§ **ENTRIES**:
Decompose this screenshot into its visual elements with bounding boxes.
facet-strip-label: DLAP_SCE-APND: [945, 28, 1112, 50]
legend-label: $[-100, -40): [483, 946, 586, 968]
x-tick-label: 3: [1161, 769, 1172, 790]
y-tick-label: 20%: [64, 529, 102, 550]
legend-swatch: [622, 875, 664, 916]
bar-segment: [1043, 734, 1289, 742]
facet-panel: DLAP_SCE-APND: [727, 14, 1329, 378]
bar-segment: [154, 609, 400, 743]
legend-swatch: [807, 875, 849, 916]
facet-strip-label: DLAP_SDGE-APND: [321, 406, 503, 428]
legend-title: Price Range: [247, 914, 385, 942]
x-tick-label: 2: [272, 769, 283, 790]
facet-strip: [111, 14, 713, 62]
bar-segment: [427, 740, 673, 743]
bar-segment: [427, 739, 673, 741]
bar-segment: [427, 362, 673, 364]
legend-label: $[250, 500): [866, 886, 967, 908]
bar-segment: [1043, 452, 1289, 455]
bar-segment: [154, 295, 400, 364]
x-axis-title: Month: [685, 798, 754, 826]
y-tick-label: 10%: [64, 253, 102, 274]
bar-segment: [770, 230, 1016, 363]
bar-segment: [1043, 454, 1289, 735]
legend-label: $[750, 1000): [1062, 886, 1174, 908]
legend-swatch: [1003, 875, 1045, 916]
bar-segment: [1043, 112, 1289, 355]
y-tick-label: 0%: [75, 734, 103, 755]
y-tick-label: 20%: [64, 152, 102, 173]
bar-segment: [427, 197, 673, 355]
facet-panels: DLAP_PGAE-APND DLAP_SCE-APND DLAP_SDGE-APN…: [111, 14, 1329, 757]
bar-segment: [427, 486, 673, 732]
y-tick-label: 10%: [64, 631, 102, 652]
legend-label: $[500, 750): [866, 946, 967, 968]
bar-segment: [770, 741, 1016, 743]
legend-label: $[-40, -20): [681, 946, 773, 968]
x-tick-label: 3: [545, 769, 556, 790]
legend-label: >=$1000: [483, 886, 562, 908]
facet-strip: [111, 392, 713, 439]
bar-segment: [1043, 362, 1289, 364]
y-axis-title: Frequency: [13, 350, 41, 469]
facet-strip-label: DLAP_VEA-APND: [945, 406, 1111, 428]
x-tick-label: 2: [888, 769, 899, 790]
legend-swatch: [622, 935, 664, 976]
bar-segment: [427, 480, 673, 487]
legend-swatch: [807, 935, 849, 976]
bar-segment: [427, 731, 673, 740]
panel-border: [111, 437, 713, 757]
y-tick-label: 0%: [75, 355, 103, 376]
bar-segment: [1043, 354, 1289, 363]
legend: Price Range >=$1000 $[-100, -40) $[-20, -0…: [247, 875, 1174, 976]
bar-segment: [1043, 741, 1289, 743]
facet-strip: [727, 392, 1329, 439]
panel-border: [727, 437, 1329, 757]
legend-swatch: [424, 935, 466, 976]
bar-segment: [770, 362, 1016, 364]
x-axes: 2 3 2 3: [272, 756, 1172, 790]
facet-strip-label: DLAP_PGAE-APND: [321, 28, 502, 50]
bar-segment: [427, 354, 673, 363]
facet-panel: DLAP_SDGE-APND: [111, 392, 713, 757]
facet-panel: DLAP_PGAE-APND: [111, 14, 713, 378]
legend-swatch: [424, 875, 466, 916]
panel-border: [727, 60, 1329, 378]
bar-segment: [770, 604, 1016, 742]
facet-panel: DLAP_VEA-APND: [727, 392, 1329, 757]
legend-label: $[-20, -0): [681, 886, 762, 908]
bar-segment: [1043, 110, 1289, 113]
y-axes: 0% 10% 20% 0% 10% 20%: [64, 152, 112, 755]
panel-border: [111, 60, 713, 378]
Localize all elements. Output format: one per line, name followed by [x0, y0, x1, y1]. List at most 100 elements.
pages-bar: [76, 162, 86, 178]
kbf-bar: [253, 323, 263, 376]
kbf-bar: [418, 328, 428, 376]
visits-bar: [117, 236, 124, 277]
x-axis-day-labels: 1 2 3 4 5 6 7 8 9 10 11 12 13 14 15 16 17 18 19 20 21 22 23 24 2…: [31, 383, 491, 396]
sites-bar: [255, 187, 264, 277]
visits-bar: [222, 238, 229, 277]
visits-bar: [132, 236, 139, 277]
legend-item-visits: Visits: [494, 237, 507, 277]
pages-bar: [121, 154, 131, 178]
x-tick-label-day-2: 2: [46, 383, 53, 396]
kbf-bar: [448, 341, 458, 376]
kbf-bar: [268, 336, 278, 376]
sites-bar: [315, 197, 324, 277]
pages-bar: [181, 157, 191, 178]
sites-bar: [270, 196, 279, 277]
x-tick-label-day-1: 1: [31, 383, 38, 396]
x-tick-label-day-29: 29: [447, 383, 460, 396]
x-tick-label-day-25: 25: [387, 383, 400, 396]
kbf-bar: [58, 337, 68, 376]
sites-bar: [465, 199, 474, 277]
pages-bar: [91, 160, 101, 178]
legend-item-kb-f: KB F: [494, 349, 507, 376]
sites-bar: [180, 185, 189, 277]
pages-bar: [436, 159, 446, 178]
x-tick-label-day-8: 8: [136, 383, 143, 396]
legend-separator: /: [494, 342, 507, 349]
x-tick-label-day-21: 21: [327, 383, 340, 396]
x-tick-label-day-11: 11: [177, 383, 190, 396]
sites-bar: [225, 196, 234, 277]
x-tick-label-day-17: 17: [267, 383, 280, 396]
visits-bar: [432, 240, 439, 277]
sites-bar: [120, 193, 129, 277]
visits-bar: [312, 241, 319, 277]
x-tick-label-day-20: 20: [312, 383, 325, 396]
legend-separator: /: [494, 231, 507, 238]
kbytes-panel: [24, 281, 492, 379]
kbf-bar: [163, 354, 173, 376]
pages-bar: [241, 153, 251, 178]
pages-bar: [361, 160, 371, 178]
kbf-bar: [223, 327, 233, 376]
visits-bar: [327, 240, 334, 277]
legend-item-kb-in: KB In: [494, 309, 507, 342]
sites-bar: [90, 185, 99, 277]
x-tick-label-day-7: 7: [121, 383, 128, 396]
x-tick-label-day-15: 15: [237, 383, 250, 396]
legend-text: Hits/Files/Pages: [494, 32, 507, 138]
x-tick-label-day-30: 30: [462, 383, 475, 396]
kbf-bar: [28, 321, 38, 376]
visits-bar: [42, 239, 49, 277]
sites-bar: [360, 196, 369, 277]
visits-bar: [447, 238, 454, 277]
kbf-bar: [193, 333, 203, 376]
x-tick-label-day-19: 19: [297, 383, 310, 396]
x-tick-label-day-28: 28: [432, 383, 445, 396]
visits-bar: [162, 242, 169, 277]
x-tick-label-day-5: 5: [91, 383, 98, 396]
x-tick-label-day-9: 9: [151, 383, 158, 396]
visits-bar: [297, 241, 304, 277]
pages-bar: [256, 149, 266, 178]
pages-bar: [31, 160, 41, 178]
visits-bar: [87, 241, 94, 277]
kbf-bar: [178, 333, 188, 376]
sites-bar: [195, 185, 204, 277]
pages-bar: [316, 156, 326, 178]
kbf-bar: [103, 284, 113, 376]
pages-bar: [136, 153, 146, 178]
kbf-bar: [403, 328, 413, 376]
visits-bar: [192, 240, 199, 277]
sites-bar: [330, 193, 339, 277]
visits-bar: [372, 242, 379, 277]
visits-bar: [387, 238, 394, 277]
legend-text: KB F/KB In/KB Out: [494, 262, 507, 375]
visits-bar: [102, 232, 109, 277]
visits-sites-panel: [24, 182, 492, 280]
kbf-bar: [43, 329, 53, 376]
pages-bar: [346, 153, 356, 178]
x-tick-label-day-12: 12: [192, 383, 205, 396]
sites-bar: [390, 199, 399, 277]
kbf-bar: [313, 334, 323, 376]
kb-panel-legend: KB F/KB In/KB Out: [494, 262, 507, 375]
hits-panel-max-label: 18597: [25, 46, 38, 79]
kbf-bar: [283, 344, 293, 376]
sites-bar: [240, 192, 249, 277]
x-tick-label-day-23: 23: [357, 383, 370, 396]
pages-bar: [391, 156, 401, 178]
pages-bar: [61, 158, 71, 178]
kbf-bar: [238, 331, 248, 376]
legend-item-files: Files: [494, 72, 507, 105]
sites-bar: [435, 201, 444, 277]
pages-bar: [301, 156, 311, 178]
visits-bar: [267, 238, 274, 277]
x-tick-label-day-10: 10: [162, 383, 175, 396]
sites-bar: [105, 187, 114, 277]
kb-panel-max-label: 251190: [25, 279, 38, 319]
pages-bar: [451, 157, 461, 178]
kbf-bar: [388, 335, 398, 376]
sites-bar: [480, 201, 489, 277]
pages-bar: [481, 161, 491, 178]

§ **WHAT YOU HAVE TO DO**: Express the items, from their first line through the line containing "bar-segment: [1043, 454, 1289, 735]" inclusive, as a JSON list of strings with one string per line and blank lines omitted.

§ **OUTPUT FOR THIS EXERCISE**:
[
  "Decompose this screenshot into its visual elements with bounding boxes.",
  "facet-strip-label: DLAP_SCE-APND: [945, 28, 1112, 50]",
  "legend-label: $[-100, -40): [483, 946, 586, 968]",
  "x-tick-label: 3: [1161, 769, 1172, 790]",
  "y-tick-label: 20%: [64, 529, 102, 550]",
  "legend-swatch: [622, 875, 664, 916]",
  "bar-segment: [1043, 734, 1289, 742]",
  "facet-panel: DLAP_SCE-APND: [727, 14, 1329, 378]",
  "bar-segment: [154, 609, 400, 743]",
  "legend-swatch: [807, 875, 849, 916]",
  "facet-strip-label: DLAP_SDGE-APND: [321, 406, 503, 428]",
  "legend-title: Price Range: [247, 914, 385, 942]",
  "x-tick-label: 2: [272, 769, 283, 790]",
  "facet-strip: [111, 14, 713, 62]",
  "bar-segment: [427, 740, 673, 743]",
  "bar-segment: [427, 739, 673, 741]",
  "bar-segment: [427, 362, 673, 364]",
  "legend-label: $[250, 500): [866, 886, 967, 908]",
  "bar-segment: [1043, 452, 1289, 455]",
  "bar-segment: [154, 295, 400, 364]",
  "x-axis-title: Month: [685, 798, 754, 826]",
  "y-tick-label: 10%: [64, 253, 102, 274]",
  "bar-segment: [770, 230, 1016, 363]",
  "bar-segment: [1043, 454, 1289, 735]"
]